What follows is a set of records, each of which is to be written out exactly.

# [SUPPLIED MATERIAL]
:::

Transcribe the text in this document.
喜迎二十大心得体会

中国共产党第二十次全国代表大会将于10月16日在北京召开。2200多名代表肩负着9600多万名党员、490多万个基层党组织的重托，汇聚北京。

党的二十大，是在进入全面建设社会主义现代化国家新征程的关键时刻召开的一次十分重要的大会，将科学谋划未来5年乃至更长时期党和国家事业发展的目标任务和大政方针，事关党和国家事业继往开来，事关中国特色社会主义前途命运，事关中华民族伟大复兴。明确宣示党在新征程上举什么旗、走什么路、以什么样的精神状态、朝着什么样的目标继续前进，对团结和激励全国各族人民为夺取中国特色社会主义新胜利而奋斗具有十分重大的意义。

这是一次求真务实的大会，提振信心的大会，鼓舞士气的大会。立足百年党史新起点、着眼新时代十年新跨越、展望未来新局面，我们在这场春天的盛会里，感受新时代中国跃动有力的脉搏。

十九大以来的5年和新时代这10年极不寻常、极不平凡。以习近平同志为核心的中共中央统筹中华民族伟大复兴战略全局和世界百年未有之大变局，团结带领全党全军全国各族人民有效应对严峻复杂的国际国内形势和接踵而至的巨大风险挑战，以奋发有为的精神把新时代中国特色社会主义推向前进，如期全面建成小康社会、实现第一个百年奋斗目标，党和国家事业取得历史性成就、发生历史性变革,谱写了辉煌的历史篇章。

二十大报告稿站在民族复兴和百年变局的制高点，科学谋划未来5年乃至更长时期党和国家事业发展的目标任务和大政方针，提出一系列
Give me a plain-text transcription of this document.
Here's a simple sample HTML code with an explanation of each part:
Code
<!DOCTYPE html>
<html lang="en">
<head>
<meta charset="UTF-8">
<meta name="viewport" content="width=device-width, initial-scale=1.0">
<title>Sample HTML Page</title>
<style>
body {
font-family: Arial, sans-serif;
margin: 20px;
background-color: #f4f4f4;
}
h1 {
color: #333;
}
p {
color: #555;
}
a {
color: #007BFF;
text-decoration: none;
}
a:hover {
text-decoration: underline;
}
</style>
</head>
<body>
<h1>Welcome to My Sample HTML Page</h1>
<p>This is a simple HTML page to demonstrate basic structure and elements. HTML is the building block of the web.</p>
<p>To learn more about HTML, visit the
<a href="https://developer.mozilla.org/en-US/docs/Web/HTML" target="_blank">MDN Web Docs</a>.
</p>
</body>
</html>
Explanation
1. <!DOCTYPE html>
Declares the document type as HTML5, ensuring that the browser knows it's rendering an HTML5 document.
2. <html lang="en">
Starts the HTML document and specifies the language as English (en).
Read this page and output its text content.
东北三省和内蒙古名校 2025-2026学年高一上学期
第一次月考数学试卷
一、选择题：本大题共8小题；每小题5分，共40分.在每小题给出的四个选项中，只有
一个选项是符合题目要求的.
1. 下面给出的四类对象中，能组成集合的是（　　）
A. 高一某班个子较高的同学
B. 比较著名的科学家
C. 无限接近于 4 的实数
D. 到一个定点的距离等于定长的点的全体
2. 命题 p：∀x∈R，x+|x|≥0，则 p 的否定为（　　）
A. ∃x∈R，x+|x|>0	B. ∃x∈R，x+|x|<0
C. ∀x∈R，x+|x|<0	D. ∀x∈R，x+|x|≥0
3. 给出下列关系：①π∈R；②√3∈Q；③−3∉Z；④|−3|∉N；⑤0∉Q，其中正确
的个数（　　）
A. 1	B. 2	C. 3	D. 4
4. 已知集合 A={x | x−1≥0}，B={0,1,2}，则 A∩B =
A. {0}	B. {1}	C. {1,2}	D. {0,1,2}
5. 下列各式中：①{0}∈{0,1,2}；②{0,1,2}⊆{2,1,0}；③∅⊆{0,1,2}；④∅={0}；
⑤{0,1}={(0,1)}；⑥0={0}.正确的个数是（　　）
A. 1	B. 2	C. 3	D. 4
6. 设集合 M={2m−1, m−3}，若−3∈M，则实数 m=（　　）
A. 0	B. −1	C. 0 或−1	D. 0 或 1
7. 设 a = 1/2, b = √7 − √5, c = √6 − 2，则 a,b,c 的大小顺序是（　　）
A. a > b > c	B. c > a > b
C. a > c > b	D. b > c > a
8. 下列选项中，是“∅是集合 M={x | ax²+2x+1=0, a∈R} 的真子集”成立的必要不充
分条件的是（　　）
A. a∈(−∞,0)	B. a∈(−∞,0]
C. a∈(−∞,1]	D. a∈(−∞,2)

:::

# [THE SOLUTION]
Transcribe the text in this document.
喜迎二十大心得体会

中国共产党第二十次全国代表大会将于10月16日在北京召开。2200多名代表肩负着9600多万名党员、490多万个基层党组织的重托，汇聚北京。

党的二十大，是在进入全面建设社会主义现代化国家新征程的关键时刻召开的一次十分重要的大会，将科学谋划未来5年乃至更长时期党和国家事业发展的目标任务和大政方针，事关党和国家事业继往开来，事关中国特色社会主义前途命运，事关中华民族伟大复兴。明确宣示党在新征程上举什么旗、走什么路、以什么样的精神状态、朝着什么样的目标继续前进，对团结和激励全国各族人民为夺取中国特色社会主义新胜利而奋斗具有十分重大的意义。

这是一次求真务实的大会，提振信心的大会，鼓舞士气的大会。立足百年党史新起点、着眼新时代十年新跨越、展望未来新局面，我们在这场春天的盛会里，感受新时代中国跃动有力的脉搏。

十九大以来的5年和新时代这10年极不寻常、极不平凡。以习近平同志为核心的中共中央统筹中华民族伟大复兴战略全局和世界百年未有之大变局，团结带领全党全军全国各族人民有效应对严峻复杂的国际国内形势和接踵而至的巨大风险挑战，以奋发有为的精神把新时代中国特色社会主义推向前进，如期全面建成小康社会、实现第一个百年奋斗目标，党和国家事业取得历史性成就、发生历史性变革,谱写了辉煌的历史篇章。

二十大报告稿站在民族复兴和百年变局的制高点，科学谋划未来5年乃至更长时期党和国家事业发展的目标任务和大政方针，提出一系列
Give me a plain-text transcription of this document.
Here's a simple sample HTML code with an explanation of each part:
Code
<!DOCTYPE html>
<html lang="en">
<head>
<meta charset="UTF-8">
<meta name="viewport" content="width=device-width, initial-scale=1.0">
<title>Sample HTML Page</title>
<style>
body {
font-family: Arial, sans-serif;
margin: 20px;
background-color: #f4f4f4;
}
h1 {
color: #333;
}
p {
color: #555;
}
a {
color: #007BFF;
text-decoration: none;
}
a:hover {
text-decoration: underline;
}
</style>
</head>
<body>
<h1>Welcome to My Sample HTML Page</h1>
<p>This is a simple HTML page to demonstrate basic structure and elements. HTML is the building block of the web.</p>
<p>To learn more about HTML, visit the
<a href="https://developer.mozilla.org/en-US/docs/Web/HTML" target="_blank">MDN Web Docs</a>.
</p>
</body>
</html>
Explanation
1. <!DOCTYPE html>
Declares the document type as HTML5, ensuring that the browser knows it's rendering an HTML5 document.
2. <html lang="en">
Starts the HTML document and specifies the language as English (en).
Read this page and output its text content.
东北三省和内蒙古名校 2025-2026学年高一上学期
第一次月考数学试卷
一、选择题：本大题共8小题；每小题5分，共40分.在每小题给出的四个选项中，只有
一个选项是符合题目要求的.
1. 下面给出的四类对象中，能组成集合的是（　　）
A. 高一某班个子较高的同学
B. 比较著名的科学家
C. 无限接近于 4 的实数
D. 到一个定点的距离等于定长的点的全体
2. 命题 p：∀x∈R，x+|x|≥0，则 p 的否定为（　　）
A. ∃x∈R，x+|x|>0	B. ∃x∈R，x+|x|<0
C. ∀x∈R，x+|x|<0	D. ∀x∈R，x+|x|≥0
3. 给出下列关系：①π∈R；②√3∈Q；③−3∉Z；④|−3|∉N；⑤0∉Q，其中正确
的个数（　　）
A. 1	B. 2	C. 3	D. 4
4. 已知集合 A={x | x−1≥0}，B={0,1,2}，则 A∩B =
A. {0}	B. {1}	C. {1,2}	D. {0,1,2}
5. 下列各式中：①{0}∈{0,1,2}；②{0,1,2}⊆{2,1,0}；③∅⊆{0,1,2}；④∅={0}；
⑤{0,1}={(0,1)}；⑥0={0}.正确的个数是（　　）
A. 1	B. 2	C. 3	D. 4
6. 设集合 M={2m−1, m−3}，若−3∈M，则实数 m=（　　）
A. 0	B. −1	C. 0 或−1	D. 0 或 1
7. 设 a = 1/2, b = √7 − √5, c = √6 − 2，则 a,b,c 的大小顺序是（　　）
A. a > b > c	B. c > a > b
C. a > c > b	D. b > c > a
8. 下列选项中，是“∅是集合 M={x | ax²+2x+1=0, a∈R} 的真子集”成立的必要不充
分条件的是（　　）
A. a∈(−∞,0)	B. a∈(−∞,0]
C. a∈(−∞,1]	D. a∈(−∞,2)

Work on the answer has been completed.